Copy the part of the soldering tip thread that opens with "## jzmtl (Feb" and closes with "Illum (Feb 24, 2010)", replacing "belt sander" with "bench grinder" each time it appears.

### Selected passage
[BEGIN]

I think I'm going on 3 years and about 8-10 spools of solder, with the original Hako 936 tip almost always used @ 800° F. I bought a bunch of spares, but now I feel like I wasted money on replacement tips due to their extremely high quality.


----------



## jzmtl (Feb 23, 2010)

I don't solder a lot, but when my iron tip is messed up I put it to belt sander and reshape a new one then tin it. Works as well as when it was new.


----------



## Illum (Feb 24, 2010)

jzmtl said:


> I don't solder a lot, but when my iron tip is messed up I put it to belt sander and reshape a new one then tin it. Works as well as when it was new.



Be advised that some tips are copper core and on occasion its impossible to tin. I'm currently in this situation. bare copper will still solder well as usual without the solder sticking to it, but as soon as you dab it with a wet sponge black, dull colored oxidation immediately covers the region:shakehead


----------



## Torque1st (Feb 24, 2010)

Illum said:


> Be advised that some tips are copper core and on occasion its impossible to tin. I'm currently in this situation. bare copper will still solder well as usual without the solder sticking to it, but as soon as you dab it with a wet sponge black, dull colored oxidation immediately covers the region:shakehead


It sounds like you may be running too hot. I have never had trouble with copper tips holding a solder coating unless they are way overheated or improperly tinned.

[END]

### Entries provided
[BEGIN]

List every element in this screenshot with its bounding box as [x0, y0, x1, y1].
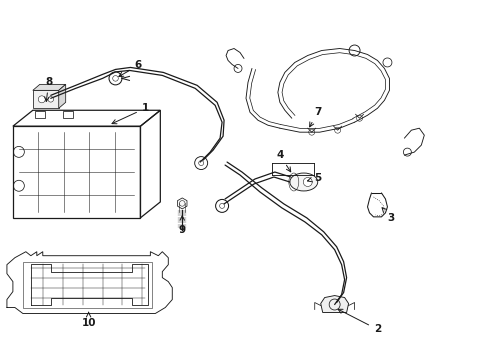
Circle shape — [303, 177, 312, 186]
Text: 7: 7 — [309, 107, 321, 127]
Bar — [62, 111, 73, 118]
Polygon shape — [177, 198, 186, 209]
Polygon shape — [320, 296, 348, 312]
Polygon shape — [59, 84, 65, 108]
Circle shape — [38, 96, 45, 103]
Text: 10: 10 — [81, 312, 96, 328]
Text: 8: 8 — [44, 77, 52, 102]
Text: 3: 3 — [381, 208, 394, 223]
Text: 2: 2 — [337, 309, 380, 334]
Polygon shape — [33, 84, 65, 90]
Text: 4: 4 — [276, 150, 290, 172]
Circle shape — [48, 96, 53, 102]
Text: 1: 1 — [112, 103, 149, 124]
Text: 9: 9 — [178, 216, 185, 235]
Bar — [35, 111, 45, 118]
Polygon shape — [33, 90, 59, 108]
Text: 5: 5 — [307, 173, 321, 183]
Text: 6: 6 — [119, 60, 142, 76]
Ellipse shape — [289, 173, 317, 191]
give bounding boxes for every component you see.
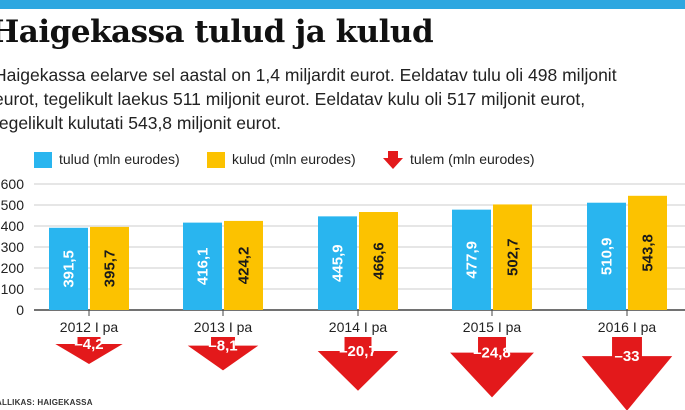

[END]

### Result of this task
## jzmtl (Feb 23, 2010)

I don't solder a lot, but when my iron tip is messed up I put it to bench grinder and reshape a new one then tin it. Works as well as when it was new.


----------



## Illum (Feb 24, 2010)